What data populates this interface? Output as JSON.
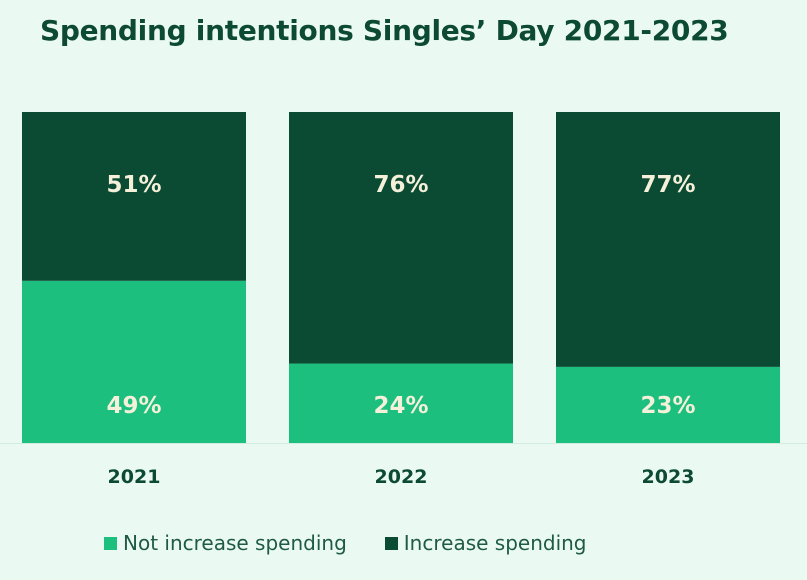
{
  "chart_data": {
    "type": "bar",
    "stacked": true,
    "title": "Spending intentions Singles’ Day 2021-2023",
    "categories": [
      "2021",
      "2022",
      "2023"
    ],
    "series": [
      {
        "name": "Not increase spending",
        "values": [
          49,
          24,
          23
        ],
        "labels": [
          "49%",
          "24%",
          "23%"
        ],
        "color": "#1dbf7f"
      },
      {
        "name": "Increase spending",
        "values": [
          51,
          76,
          77
        ],
        "labels": [
          "51%",
          "76%",
          "77%"
        ],
        "color": "#0b4a33"
      }
    ],
    "ylim": [
      0,
      100
    ],
    "label_color": "#f4f0d9",
    "legend_position": "bottom",
    "grid": false
  }
}
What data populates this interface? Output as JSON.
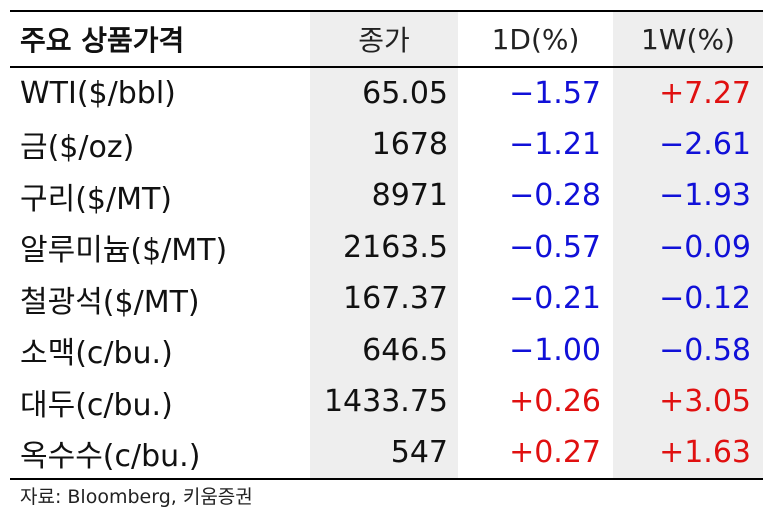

- _Your task_
Take the listing and print it again exactly, but without any pictures.

- _Expected answer_
What data populates this interface? Output as JSON.
{
  "chart_data": {
    "type": "bar",
    "stacked": true,
    "title": "Spending intentions Singles’ Day 2021-2023",
    "categories": [
      "2021",
      "2022",
      "2023"
    ],
    "series": [
      {
        "name": "Not increase spending",
        "values": [
          49,
          24,
          23
        ],
        "labels": [
          "49%",
          "24%",
          "23%"
        ],
        "color": "#1dbf7f"
      },
      {
        "name": "Increase spending",
        "values": [
          51,
          76,
          77
        ],
        "labels": [
          "51%",
          "76%",
          "77%"
        ],
        "color": "#0b4a33"
      }
    ],
    "ylim": [
      0,
      100
    ],
    "label_color": "#f4f0d9",
    "legend_position": "bottom",
    "grid": false
  }
}
What data populates this interface? Output as JSON.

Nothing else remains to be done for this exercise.